Written instruction:
Please copy all the lines that follow, word for word.

Supplied data:

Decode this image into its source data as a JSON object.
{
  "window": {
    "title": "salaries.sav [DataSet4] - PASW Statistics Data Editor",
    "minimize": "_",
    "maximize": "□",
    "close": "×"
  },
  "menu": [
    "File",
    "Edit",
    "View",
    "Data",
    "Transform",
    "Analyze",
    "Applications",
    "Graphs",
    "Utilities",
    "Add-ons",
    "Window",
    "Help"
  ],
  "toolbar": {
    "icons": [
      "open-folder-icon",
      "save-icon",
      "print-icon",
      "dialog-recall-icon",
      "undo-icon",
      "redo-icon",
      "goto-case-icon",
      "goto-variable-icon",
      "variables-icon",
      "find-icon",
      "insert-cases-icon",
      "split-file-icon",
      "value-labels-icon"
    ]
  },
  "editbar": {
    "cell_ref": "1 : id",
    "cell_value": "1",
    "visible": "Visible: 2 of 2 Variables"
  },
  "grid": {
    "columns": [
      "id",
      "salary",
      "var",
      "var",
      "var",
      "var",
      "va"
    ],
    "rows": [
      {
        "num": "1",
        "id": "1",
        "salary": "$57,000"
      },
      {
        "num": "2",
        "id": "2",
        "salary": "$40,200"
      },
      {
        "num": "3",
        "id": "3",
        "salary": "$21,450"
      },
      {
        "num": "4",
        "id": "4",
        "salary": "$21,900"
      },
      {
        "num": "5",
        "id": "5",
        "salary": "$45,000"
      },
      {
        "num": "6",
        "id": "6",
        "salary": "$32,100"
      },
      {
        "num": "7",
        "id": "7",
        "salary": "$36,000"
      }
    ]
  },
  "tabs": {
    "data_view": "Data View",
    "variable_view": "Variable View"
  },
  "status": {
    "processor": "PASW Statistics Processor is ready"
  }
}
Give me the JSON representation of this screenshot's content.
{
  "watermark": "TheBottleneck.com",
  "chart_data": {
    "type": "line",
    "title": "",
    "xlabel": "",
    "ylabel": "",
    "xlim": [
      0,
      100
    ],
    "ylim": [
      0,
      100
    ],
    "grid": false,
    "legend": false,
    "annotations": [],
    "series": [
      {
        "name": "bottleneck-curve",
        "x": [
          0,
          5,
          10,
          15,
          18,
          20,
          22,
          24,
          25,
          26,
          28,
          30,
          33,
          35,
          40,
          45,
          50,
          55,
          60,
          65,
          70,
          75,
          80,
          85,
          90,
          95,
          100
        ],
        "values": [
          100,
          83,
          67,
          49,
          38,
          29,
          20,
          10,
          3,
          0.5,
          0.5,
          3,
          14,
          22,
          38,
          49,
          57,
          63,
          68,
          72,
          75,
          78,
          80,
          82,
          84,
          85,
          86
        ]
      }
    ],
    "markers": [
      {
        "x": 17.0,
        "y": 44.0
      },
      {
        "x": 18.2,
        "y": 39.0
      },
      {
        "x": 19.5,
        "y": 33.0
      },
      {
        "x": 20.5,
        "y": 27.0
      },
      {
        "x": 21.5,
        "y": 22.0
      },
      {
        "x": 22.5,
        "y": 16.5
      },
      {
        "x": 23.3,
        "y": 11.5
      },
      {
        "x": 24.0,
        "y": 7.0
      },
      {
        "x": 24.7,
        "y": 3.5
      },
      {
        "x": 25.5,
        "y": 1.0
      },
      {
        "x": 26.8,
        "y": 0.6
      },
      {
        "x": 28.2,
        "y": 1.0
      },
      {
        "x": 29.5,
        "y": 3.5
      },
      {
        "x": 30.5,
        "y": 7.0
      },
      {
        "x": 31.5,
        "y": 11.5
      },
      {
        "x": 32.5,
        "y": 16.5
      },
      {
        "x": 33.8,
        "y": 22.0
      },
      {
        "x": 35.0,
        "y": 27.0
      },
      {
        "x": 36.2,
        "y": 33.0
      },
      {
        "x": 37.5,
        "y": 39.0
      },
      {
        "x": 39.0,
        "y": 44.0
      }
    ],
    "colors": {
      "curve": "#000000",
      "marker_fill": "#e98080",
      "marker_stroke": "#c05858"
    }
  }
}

Complete output:
Decode this image into its source data as a JSON object.
{
  "window": {
    "title": "salaries.sav [DataSet4] - PASW Statistics Data Editor",
    "minimize": "_",
    "maximize": "□",
    "close": "×"
  },
  "menu": [
    "File",
    "Edit",
    "View",
    "Data",
    "Transform",
    "Analyze",
    "Applications",
    "Graphs",
    "Utilities",
    "Add-ons",
    "Window",
    "Help"
  ],
  "toolbar": {
    "icons": [
      "open-folder-icon",
      "save-icon",
      "print-icon",
      "dialog-recall-icon",
      "undo-icon",
      "redo-icon",
      "goto-case-icon",
      "goto-variable-icon",
      "variables-icon",
      "find-icon",
      "insert-cases-icon",
      "split-file-icon",
      "value-labels-icon"
    ]
  },
  "editbar": {
    "cell_ref": "1 : id",
    "cell_value": "1",
    "visible": "Visible: 2 of 2 Variables"
  },
  "grid": {
    "columns": [
      "id",
      "salary",
      "var",
      "var",
      "var",
      "var",
      "va"
    ],
    "rows": [
      {
        "num": "1",
        "id": "1",
        "salary": "$57,000"
      },
      {
        "num": "2",
        "id": "2",
        "salary": "$40,200"
      },
      {
        "num": "3",
        "id": "3",
        "salary": "$21,450"
      },
      {
        "num": "4",
        "id": "4",
        "salary": "$21,900"
      },
      {
        "num": "5",
        "id": "5",
        "salary": "$45,000"
      },
      {
        "num": "6",
        "id": "6",
        "salary": "$32,100"
      },
      {
        "num": "7",
        "id": "7",
        "salary": "$36,000"
      }
    ]
  },
  "tabs": {
    "data_view": "Data View",
    "variable_view": "Variable View"
  },
  "status": {
    "processor": "PASW Statistics Processor is ready"
  }
}
Give me the JSON representation of this screenshot's content.
{
  "watermark": "TheBottleneck.com",
  "chart_data": {
    "type": "line",
    "title": "",
    "xlabel": "",
    "ylabel": "",
    "xlim": [
      0,
      100
    ],
    "ylim": [
      0,
      100
    ],
    "grid": false,
    "legend": false,
    "annotations": [],
    "series": [
      {
        "name": "bottleneck-curve",
        "x": [
          0,
          5,
          10,
          15,
          18,
          20,
          22,
          24,
          25,
          26,
          28,
          30,
          33,
          35,
          40,
          45,
          50,
          55,
          60,
          65,
          70,
          75,
          80,
          85,
          90,
          95,
          100
        ],
        "values": [
          100,
          83,
          67,
          49,
          38,
          29,
          20,
          10,
          3,
          0.5,
          0.5,
          3,
          14,
          22,
          38,
          49,
          57,
          63,
          68,
          72,
          75,
          78,
          80,
          82,
          84,
          85,
          86
        ]
      }
    ],
    "markers": [
      {
        "x": 17.0,
        "y": 44.0
      },
      {
        "x": 18.2,
        "y": 39.0
      },
      {
        "x": 19.5,
        "y": 33.0
      },
      {
        "x": 20.5,
        "y": 27.0
      },
      {
        "x": 21.5,
        "y": 22.0
      },
      {
        "x": 22.5,
        "y": 16.5
      },
      {
        "x": 23.3,
        "y": 11.5
      },
      {
        "x": 24.0,
        "y": 7.0
      },
      {
        "x": 24.7,
        "y": 3.5
      },
      {
        "x": 25.5,
        "y": 1.0
      },
      {
        "x": 26.8,
        "y": 0.6
      },
      {
        "x": 28.2,
        "y": 1.0
      },
      {
        "x": 29.5,
        "y": 3.5
      },
      {
        "x": 30.5,
        "y": 7.0
      },
      {
        "x": 31.5,
        "y": 11.5
      },
      {
        "x": 32.5,
        "y": 16.5
      },
      {
        "x": 33.8,
        "y": 22.0
      },
      {
        "x": 35.0,
        "y": 27.0
      },
      {
        "x": 36.2,
        "y": 33.0
      },
      {
        "x": 37.5,
        "y": 39.0
      },
      {
        "x": 39.0,
        "y": 44.0
      }
    ],
    "colors": {
      "curve": "#000000",
      "marker_fill": "#e98080",
      "marker_stroke": "#c05858"
    }
  }
}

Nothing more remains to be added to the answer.